[DATASET EXTRACT]
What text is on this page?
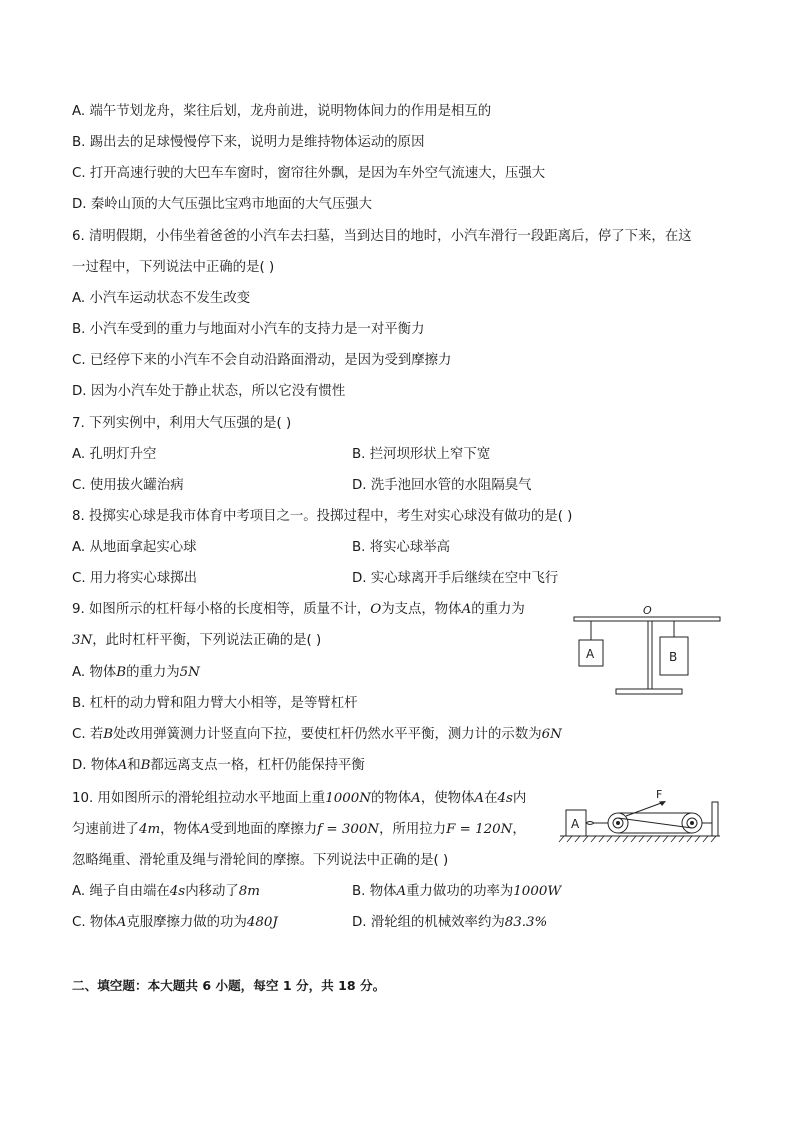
A. 端午节划龙舟，桨往后划，龙舟前进，说明物体间力的作用是相互的
B. 踢出去的足球慢慢停下来，说明力是维持物体运动的原因
C. 打开高速行驶的大巴车车窗时，窗帘往外飘，是因为车外空气流速大，压强大
D. 秦岭山顶的大气压强比宝鸡市地面的大气压强大
6. 清明假期，小伟坐着爸爸的小汽车去扫墓，当到达目的地时，小汽车滑行一段距离后，停了下来，在这
一过程中，下列说法中正确的是( )
A. 小汽车运动状态不发生改变
B. 小汽车受到的重力与地面对小汽车的支持力是一对平衡力
C. 已经停下来的小汽车不会自动沿路面滑动，是因为受到摩擦力
D. 因为小汽车处于静止状态，所以它没有惯性
7. 下列实例中，利用大气压强的是( )
A. 孔明灯升空	B. 拦河坝形状上窄下宽
C. 使用拔火罐治病	D. 洗手池回水管的水阻隔臭气
8. 投掷实心球是我市体育中考项目之一。投掷过程中，考生对实心球没有做功的是( )
A. 从地面拿起实心球	B. 将实心球举高
C. 用力将实心球掷出	D. 实心球离开手后继续在空中飞行
9. 如图所示的杠杆每小格的长度相等，质量不计，O为支点，物体A的重力为
3N，此时杠杆平衡，下列说法正确的是( )
A. 物体B的重力为5N
B. 杠杆的动力臂和阻力臂大小相等，是等臂杠杆
C. 若B处改用弹簧测力计竖直向下拉，要使杠杆仍然水平平衡，测力计的示数为6N
D. 物体A和B都远离支点一格，杠杆仍能保持平衡
O
A	B
10. 用如图所示的滑轮组拉动水平地面上重1000N的物体A，使物体A在4s内
匀速前进了4m，物体A受到地面的摩擦力f = 300N，所用拉力F = 120N，
忽略绳重、滑轮重及绳与滑轮间的摩擦。下列说法中正确的是( )
A. 绳子自由端在4s内移动了8m	B. 物体A重力做功的功率为1000W
C. 物体A克服摩擦力做的功为480J	D. 滑轮组的机械效率约为83.3%
A
F
二、填空题：本大题共 6 小题，每空 1 分，共 18 分。
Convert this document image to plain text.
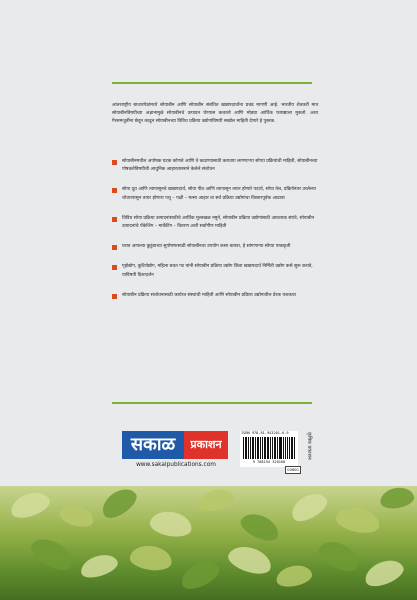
आंतरराष्ट्रीय बाजारपेठांमध्ये सोयाबीन आणि सोयाबीन संबंधित खाद्यपदार्थांना प्रचंड मागणी आहे. भारतीय शेतकरी मात्र सोयाबीनविषयीच्या अज्ञानामुळे सोयाबीनचे उत्पादन घेण्यास कचरतो आणि मोठ्या आर्थिक फायद्याला मुकतो. अशा गैरसमजुतींना छेदून काढून सोयाबीनच्या विविध प्रक्रिया उद्योगांविषयी सखोल माहिती देणारे हे पुस्तक.

सोयाबीनमधील अपोषक घटक कोणते आणि ते काढण्यासाठी करावया लागणाऱ्या सोप्या प्रक्रियांची माहिती, सोयाबीनच्या पोषकतेविषयीची आधुनिक आहारशास्त्राने केलेले संशोधन
सोया दूध आणि त्यापासूनचे खाद्यपदार्थ, सोया पीठ आणि त्यापासून तयार होणारे पदार्थ, सोया तेल, प्रक्रियेनंतर उरलेल्या चोथ्यापासून तयार होणारा पशू – पक्षी – मत्स्य आहार वा सर्व प्रक्रिया उद्योगांचा विस्तारपूर्वक आढावा
विविध सोया प्रक्रिया उत्पादनांसाठीचे आर्थिक मुल्तखळ नमुने, सोयाबीन प्रक्रिया उद्योगांसाठी आवश्यक संयंत्रे, सोयाबीन उत्पादनांचे पॅकेजिंग – मार्केटिंग – वितरण अशी सर्वांगीण माहिती
घरात आपल्या कुटुंबाच्या सुपोषणासाठी सोयाबीनचा उपयोग कसा करावा, हे सांगणाऱ्या सोप्या पाककृती
गृहोद्योग, कुटिरोद्योग, महिला बचत गट यांनी सोयाबीन प्रक्रिया उद्योग किंवा खाद्यपदार्थ निर्मिती उद्योग कसे सुरू करावे, याविषयी दिशादर्शन
सोयाबीन प्रक्रिया संशोधनासाठी कार्यरत संस्थांची माहिती आणि सोयाबीन प्रक्रिया उद्योगातील प्रेरक यशकथा
सकाळ	प्रकाशन
www.sakalpublications.com
ISBN 978-81-943201-6-9
9 788194 320160
00600
कृषिक प्रकाशन
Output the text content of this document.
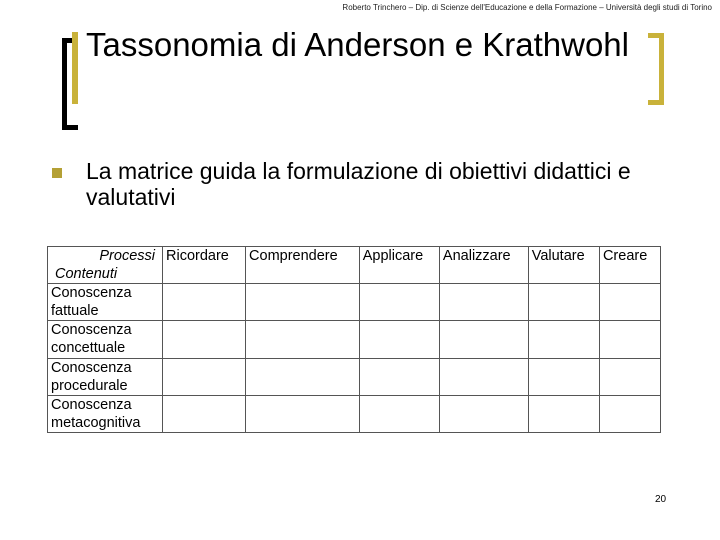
Roberto Trinchero – Dip. di Scienze dell'Educazione e della Formazione – Università degli studi di Torino
Tassonomia di Anderson e Krathwohl
La matrice guida la formulazione di obiettivi didattici e valutativi
Processi
Contenuti	Ricordare	Comprendere	Applicare	Analizzare	Valutare	Creare
Conoscenza fattuale						
Conoscenza concettuale						
Conoscenza procedurale						
Conoscenza metacognitiva						
20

[GOAL]
Copy the records above exactly, leaving out every picture.

[COMPLETE ANSWER]
What text is on this page?
A. 端午节划龙舟，桨往后划，龙舟前进，说明物体间力的作用是相互的
B. 踢出去的足球慢慢停下来，说明力是维持物体运动的原因
C. 打开高速行驶的大巴车车窗时，窗帘往外飘，是因为车外空气流速大，压强大
D. 秦岭山顶的大气压强比宝鸡市地面的大气压强大
6. 清明假期，小伟坐着爸爸的小汽车去扫墓，当到达目的地时，小汽车滑行一段距离后，停了下来，在这
一过程中，下列说法中正确的是( )
A. 小汽车运动状态不发生改变
B. 小汽车受到的重力与地面对小汽车的支持力是一对平衡力
C. 已经停下来的小汽车不会自动沿路面滑动，是因为受到摩擦力
D. 因为小汽车处于静止状态，所以它没有惯性
7. 下列实例中，利用大气压强的是( )
A. 孔明灯升空	B. 拦河坝形状上窄下宽
C. 使用拔火罐治病	D. 洗手池回水管的水阻隔臭气
8. 投掷实心球是我市体育中考项目之一。投掷过程中，考生对实心球没有做功的是( )
A. 从地面拿起实心球	B. 将实心球举高
C. 用力将实心球掷出	D. 实心球离开手后继续在空中飞行
9. 如图所示的杠杆每小格的长度相等，质量不计，O为支点，物体A的重力为
3N，此时杠杆平衡，下列说法正确的是( )
A. 物体B的重力为5N
B. 杠杆的动力臂和阻力臂大小相等，是等臂杠杆
C. 若B处改用弹簧测力计竖直向下拉，要使杠杆仍然水平平衡，测力计的示数为6N
D. 物体A和B都远离支点一格，杠杆仍能保持平衡
O
A	B
10. 用如图所示的滑轮组拉动水平地面上重1000N的物体A，使物体A在4s内
匀速前进了4m，物体A受到地面的摩擦力f = 300N，所用拉力F = 120N，
忽略绳重、滑轮重及绳与滑轮间的摩擦。下列说法中正确的是( )
A. 绳子自由端在4s内移动了8m	B. 物体A重力做功的功率为1000W
C. 物体A克服摩擦力做的功为480J	D. 滑轮组的机械效率约为83.3%
A
F
二、填空题：本大题共 6 小题，每空 1 分，共 18 分。
Convert this document image to plain text.
आंतरराष्ट्रीय बाजारपेठांमध्ये सोयाबीन आणि सोयाबीन संबंधित खाद्यपदार्थांना प्रचंड मागणी आहे. भारतीय शेतकरी मात्र सोयाबीनविषयीच्या अज्ञानामुळे सोयाबीनचे उत्पादन घेण्यास कचरतो आणि मोठ्या आर्थिक फायद्याला मुकतो. अशा गैरसमजुतींना छेदून काढून सोयाबीनच्या विविध प्रक्रिया उद्योगांविषयी सखोल माहिती देणारे हे पुस्तक.

सोयाबीनमधील अपोषक घटक कोणते आणि ते काढण्यासाठी करावया लागणाऱ्या सोप्या प्रक्रियांची माहिती, सोयाबीनच्या पोषकतेविषयीची आधुनिक आहारशास्त्राने केलेले संशोधन
सोया दूध आणि त्यापासूनचे खाद्यपदार्थ, सोया पीठ आणि त्यापासून तयार होणारे पदार्थ, सोया तेल, प्रक्रियेनंतर उरलेल्या चोथ्यापासून तयार होणारा पशू – पक्षी – मत्स्य आहार वा सर्व प्रक्रिया उद्योगांचा विस्तारपूर्वक आढावा
विविध सोया प्रक्रिया उत्पादनांसाठीचे आर्थिक मुल्तखळ नमुने, सोयाबीन प्रक्रिया उद्योगांसाठी आवश्यक संयंत्रे, सोयाबीन उत्पादनांचे पॅकेजिंग – मार्केटिंग – वितरण अशी सर्वांगीण माहिती
घरात आपल्या कुटुंबाच्या सुपोषणासाठी सोयाबीनचा उपयोग कसा करावा, हे सांगणाऱ्या सोप्या पाककृती
गृहोद्योग, कुटिरोद्योग, महिला बचत गट यांनी सोयाबीन प्रक्रिया उद्योग किंवा खाद्यपदार्थ निर्मिती उद्योग कसे सुरू करावे, याविषयी दिशादर्शन
सोयाबीन प्रक्रिया संशोधनासाठी कार्यरत संस्थांची माहिती आणि सोयाबीन प्रक्रिया उद्योगातील प्रेरक यशकथा
सकाळ	प्रकाशन
www.sakalpublications.com
ISBN 978-81-943201-6-9
9 788194 320160
00600
कृषिक प्रकाशन
Output the text content of this document.
Roberto Trinchero – Dip. di Scienze dell'Educazione e della Formazione – Università degli studi di Torino
Tassonomia di Anderson e Krathwohl
La matrice guida la formulazione di obiettivi didattici e valutativi
Processi
Contenuti	Ricordare	Comprendere	Applicare	Analizzare	Valutare	Creare
Conoscenza fattuale						
Conoscenza concettuale						
Conoscenza procedurale						
Conoscenza metacognitiva						
20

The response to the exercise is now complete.